[Saved data entries]
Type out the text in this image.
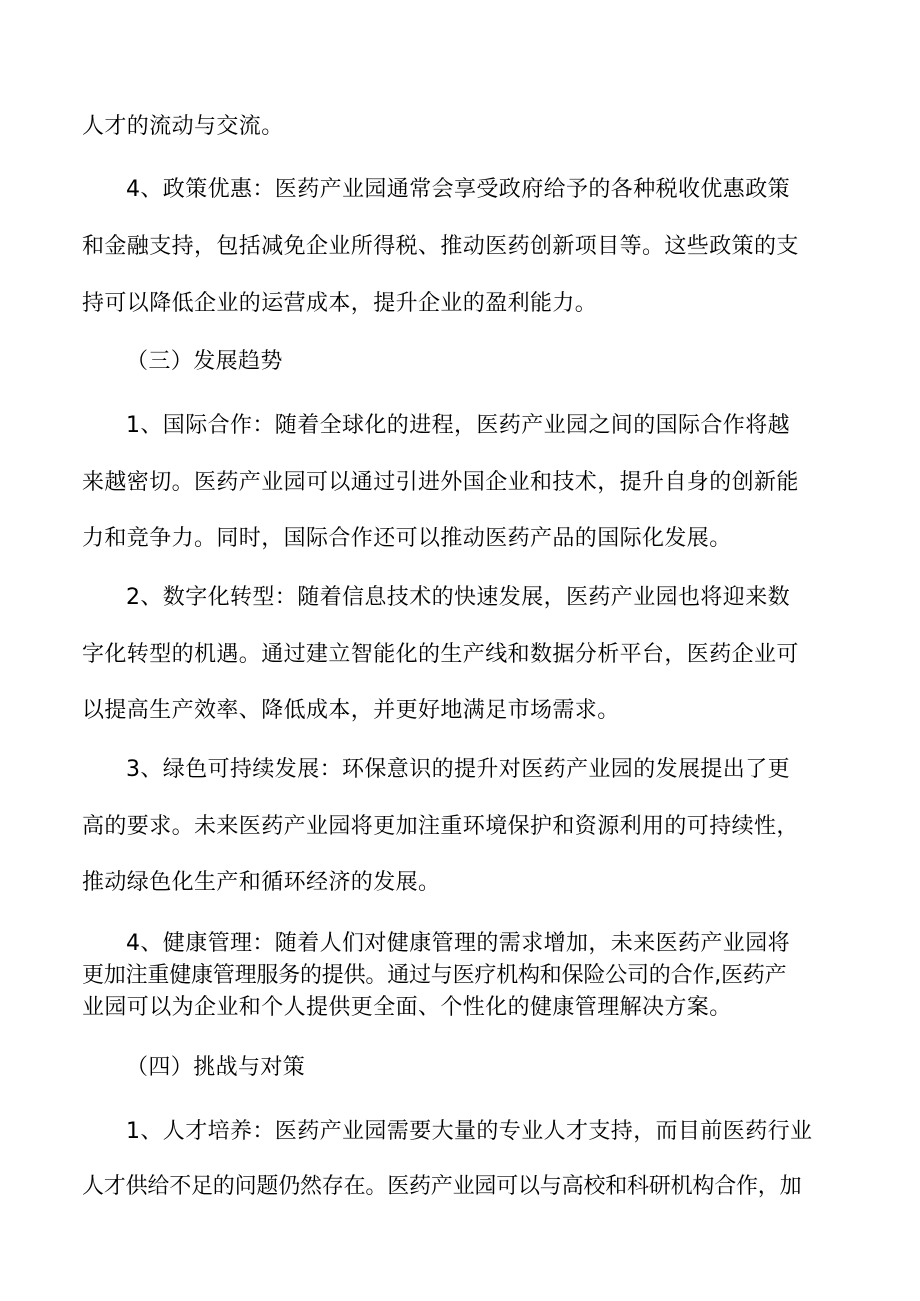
人才的流动与交流。
4、政策优惠：医药产业园通常会享受政府给予的各种税收优惠政策
和金融支持，包括减免企业所得税、推动医药创新项目等。这些政策的支
持可以降低企业的运营成本，提升企业的盈利能力。
（三）发展趋势
1、国际合作：随着全球化的进程，医药产业园之间的国际合作将越
来越密切。医药产业园可以通过引进外国企业和技术，提升自身的创新能
力和竞争力。同时，国际合作还可以推动医药产品的国际化发展。
2、数字化转型：随着信息技术的快速发展，医药产业园也将迎来数
字化转型的机遇。通过建立智能化的生产线和数据分析平台，医药企业可
以提高生产效率、降低成本，并更好地满足市场需求。
3、绿色可持续发展：环保意识的提升对医药产业园的发展提出了更
高的要求。未来医药产业园将更加注重环境保护和资源利用的可持续性，
推动绿色化生产和循环经济的发展。
4、健康管理：随着人们对健康管理的需求增加，未来医药产业园将
更加注重健康管理服务的提供。通过与医疗机构和保险公司的合作,医药产
业园可以为企业和个人提供更全面、个性化的健康管理解决方案。
（四）挑战与对策
1、人才培养：医药产业园需要大量的专业人才支持，而目前医药行业
人才供给不足的问题仍然存在。医药产业园可以与高校和科研机构合作，加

What you should do: Transcribe every record above exactly as written, leaving out any pictures.

Solution to the exercise:
Type out the text in this image.
人才的流动与交流。
4、政策优惠：医药产业园通常会享受政府给予的各种税收优惠政策
和金融支持，包括减免企业所得税、推动医药创新项目等。这些政策的支
持可以降低企业的运营成本，提升企业的盈利能力。
（三）发展趋势
1、国际合作：随着全球化的进程，医药产业园之间的国际合作将越
来越密切。医药产业园可以通过引进外国企业和技术，提升自身的创新能
力和竞争力。同时，国际合作还可以推动医药产品的国际化发展。
2、数字化转型：随着信息技术的快速发展，医药产业园也将迎来数
字化转型的机遇。通过建立智能化的生产线和数据分析平台，医药企业可
以提高生产效率、降低成本，并更好地满足市场需求。
3、绿色可持续发展：环保意识的提升对医药产业园的发展提出了更
高的要求。未来医药产业园将更加注重环境保护和资源利用的可持续性，
推动绿色化生产和循环经济的发展。
4、健康管理：随着人们对健康管理的需求增加，未来医药产业园将
更加注重健康管理服务的提供。通过与医疗机构和保险公司的合作,医药产
业园可以为企业和个人提供更全面、个性化的健康管理解决方案。
（四）挑战与对策
1、人才培养：医药产业园需要大量的专业人才支持，而目前医药行业
人才供给不足的问题仍然存在。医药产业园可以与高校和科研机构合作，加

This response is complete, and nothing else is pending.